**** Source passage ****
On Technology Changes
Broadcast companies are setup around long-term business models — buy your transmitter and run it for 20 or 30 years. When I worked in public TV in Alaska I discovered this problem: the business leaders and engineers were repeatedly upset by the fact that they had to buy and re-buy equipment, software and services endlessly as the DTV and HD systems came in the door and were upgraded / replaced as fast as every 2-3 years (because those systems were built on rapidly-changing IT gear). Sure, those engineers are learning to cycle faster, but the balance sheets of these corporations likely aren’t keeping pace. Mobile DTV would be yet another rapidly-cycling technology cost depressing profits.
Furthermore, mobile devices are undergoing incredibly rapid development. The arrival of the iPad, the new iPhone (presumably in June), constantly-improving Android devices and so forth are changing the game far too rapidly for Mobile DTV — a niche technology — to keep up. Chipsets would have to change too fast, software would have to change too fast and that would affect both users and broadcasters. Consider the problem of adding H.264 to the ATSC standard — when will that reach consumers?
When there are already perfectly good ways to deliver video online to millions of users, making the argument for yet another layer of complexity and cost for manufacturers, carriers, software developers, broadcasters and users just doesn’t make sense. Mobile DTV is an awesome buggy whip for an age when cars are rapidly taking hold.
On Interactivity
My correspondent suggested Mobile DTV 2.0 (the next revision, not the current one) could bring interactivity to the mix. Stop right there — I’ve heard this before! It was one of many hyped ideas in standard DTV and it has never come true. In an age of the web — the ultimate interactive platform — the notion that Mobile DTV can out-web the web is delusional. That’s what a salesman from a Mobile DTV vendor will tell you: “Wait until version 2!” I’d give up on the interactivity notion right away because that platform is already built. It’s called the Internet (and you’re soaking in it!).
On Killer Devices and Use Cases
If Mobile DTV is to be useful to a mass audience, it’s likely to be as a supplement to the in-car DVD player we see today, assuming the chipset is cheap enough to add to these devices. (HD Radio / iBiquity made a huge mistake by charging upwards of $50 per device for licensing, thus stunting adoption to this day.) But if you can get “TV” on your in-car DVD player, that would make sense to me. A combined DTV / Mobile DTV chipset would be ideal, to allow for stationary and mobile viewing. For an RV user, that would be great.
**** Given records ****
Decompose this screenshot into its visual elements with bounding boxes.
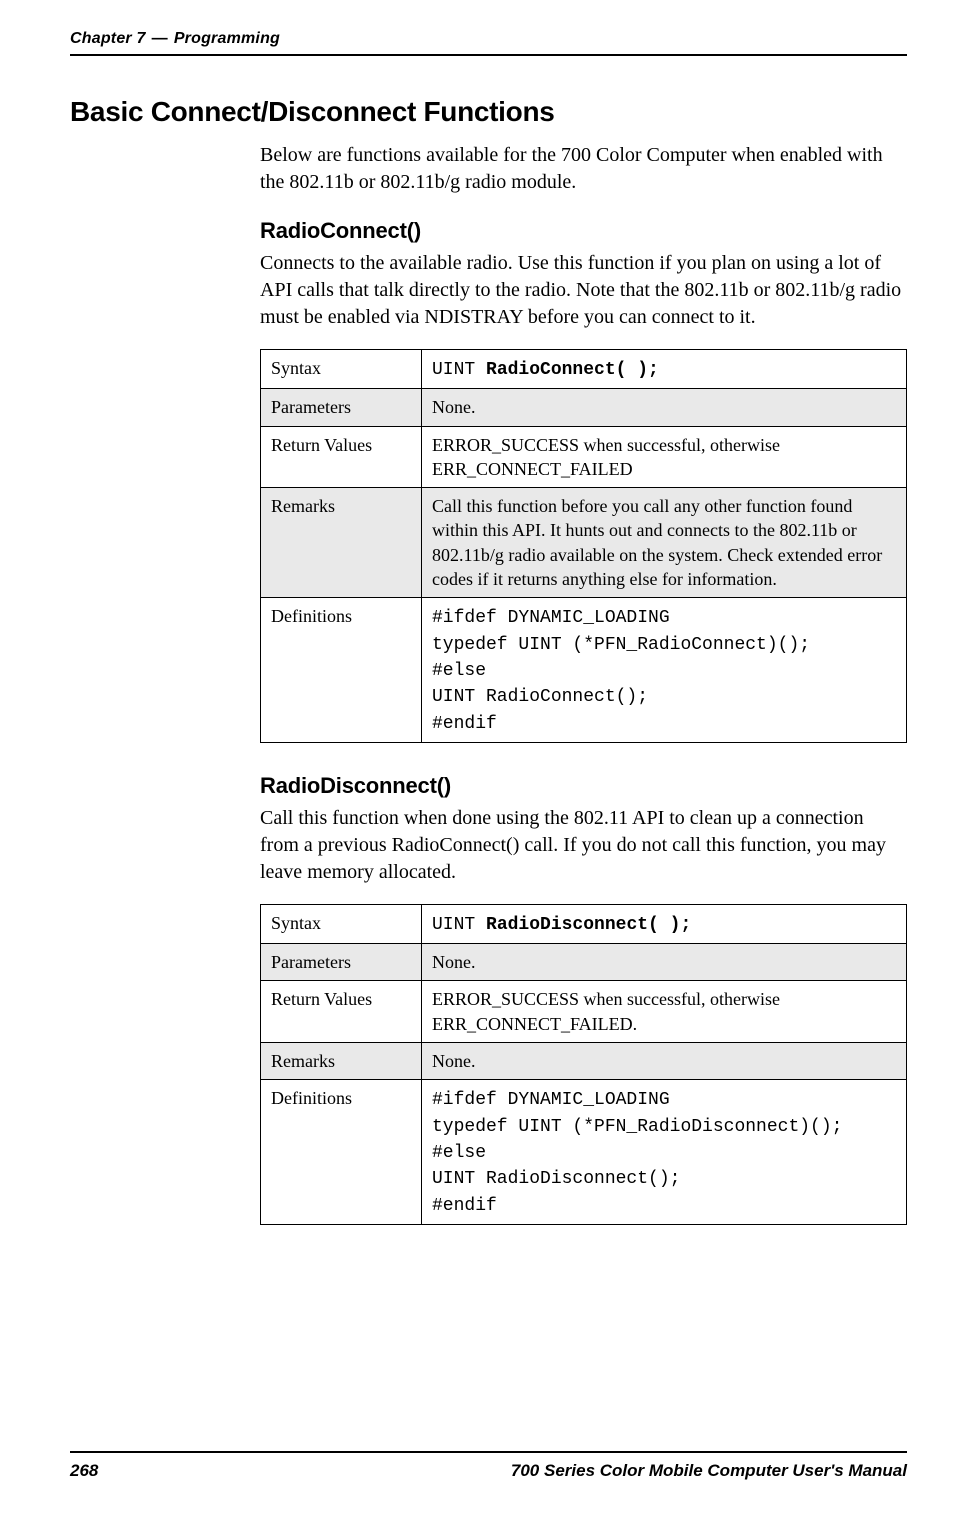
footer-row: 268 700 Series Color Mobile Computer Use… [70, 1461, 907, 1481]
returnvalues-value: ERROR_SUCCESS when successful, otherwise… [422, 426, 907, 488]
syntax-code: RadioConnect( ); [486, 360, 659, 380]
table-row: Remarks None. [261, 1043, 907, 1080]
table-row: Syntax UINT RadioConnect( ); [261, 350, 907, 389]
chapter-label: Chapter 7 [70, 30, 146, 47]
returnvalues-value: ERROR_SUCCESS when successful, otherwise… [422, 981, 907, 1043]
definitions-code: #ifdef DYNAMIC_LOADING typedef UINT (*PF… [432, 1090, 842, 1215]
running-header: Chapter 7 — Programming [70, 30, 907, 48]
definitions-label: Definitions [261, 1080, 422, 1224]
radiodisconnect-desc: Call this function when done using the 8… [260, 805, 907, 886]
returnvalues-label: Return Values [261, 981, 422, 1043]
syntax-value: UINT RadioConnect( ); [422, 350, 907, 389]
remarks-value: Call this function before you call any o… [422, 488, 907, 598]
syntax-code: RadioDisconnect( ); [486, 915, 691, 935]
manual-title: 700 Series Color Mobile Computer User's … [511, 1461, 907, 1481]
radioconnect-title: RadioConnect() [260, 218, 907, 244]
header-rule [70, 54, 907, 56]
remarks-value: None. [422, 1043, 907, 1080]
remarks-label: Remarks [261, 1043, 422, 1080]
header-dash: — [152, 30, 168, 47]
parameters-label: Parameters [261, 944, 422, 981]
remarks-label: Remarks [261, 488, 422, 598]
parameters-value: None. [422, 944, 907, 981]
table-row: Syntax UINT RadioDisconnect( ); [261, 904, 907, 943]
page: Chapter 7 — Programming Basic Connect/Disc… [0, 0, 977, 1519]
definitions-label: Definitions [261, 598, 422, 742]
radioconnect-table: Syntax UINT RadioConnect( ); Parameters … [260, 349, 907, 743]
table-row: Return Values ERROR_SUCCESS when success… [261, 981, 907, 1043]
table-row: Remarks Call this function before you ca… [261, 488, 907, 598]
table-row: Parameters None. [261, 389, 907, 426]
table-row: Return Values ERROR_SUCCESS when success… [261, 426, 907, 488]
returnvalues-label: Return Values [261, 426, 422, 488]
syntax-prefix: UINT [432, 915, 486, 935]
syntax-prefix: UINT [432, 360, 486, 380]
footer-rule [70, 1451, 907, 1453]
syntax-value: UINT RadioDisconnect( ); [422, 904, 907, 943]
parameters-value: None. [422, 389, 907, 426]
definitions-value: #ifdef DYNAMIC_LOADING typedef UINT (*PF… [422, 1080, 907, 1224]
parameters-label: Parameters [261, 389, 422, 426]
table-row: Definitions #ifdef DYNAMIC_LOADING typed… [261, 1080, 907, 1224]
footer: 268 700 Series Color Mobile Computer Use… [70, 1451, 907, 1481]
chapter-topic: Programming [174, 30, 280, 47]
radioconnect-desc: Connects to the available radio. Use thi… [260, 250, 907, 331]
page-number: 268 [70, 1461, 98, 1481]
syntax-label: Syntax [261, 904, 422, 943]
definitions-value: #ifdef DYNAMIC_LOADING typedef UINT (*PF… [422, 598, 907, 742]
section-title: Basic Connect/Disconnect Functions [70, 96, 907, 128]
table-row: Definitions #ifdef DYNAMIC_LOADING typed… [261, 598, 907, 742]
table-row: Parameters None. [261, 944, 907, 981]
definitions-code: #ifdef DYNAMIC_LOADING typedef UINT (*PF… [432, 608, 810, 733]
radiodisconnect-title: RadioDisconnect() [260, 773, 907, 799]
syntax-label: Syntax [261, 350, 422, 389]
section-intro: Below are functions available for the 70… [260, 142, 907, 196]
body-block: Below are functions available for the 70… [260, 142, 907, 1225]
radiodisconnect-table: Syntax UINT RadioDisconnect( ); Paramete… [260, 904, 907, 1225]
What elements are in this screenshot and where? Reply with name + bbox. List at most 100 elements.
****
:: Challenges ::
1. In the passage on Mobile DTV, list everyone for whom Mobile DTV would add another layer of complexity and cost, according to the text.
2. Answer these from the passage on Mobile DTV:
(a) In which state did the writer work in public TV?
(b) How often were DTV and HD systems upgraded or replaced, at the fastest?
(c) How much did HD Radio / iBiquity charge per device for licensing?

:: Solutions to the exercise ::
1. Manufacturers, carriers, software developers, broadcasters and users.

2.
(a) Alaska.
(b) As fast as every 2-3 years.
(c) Upwards of $50 per device.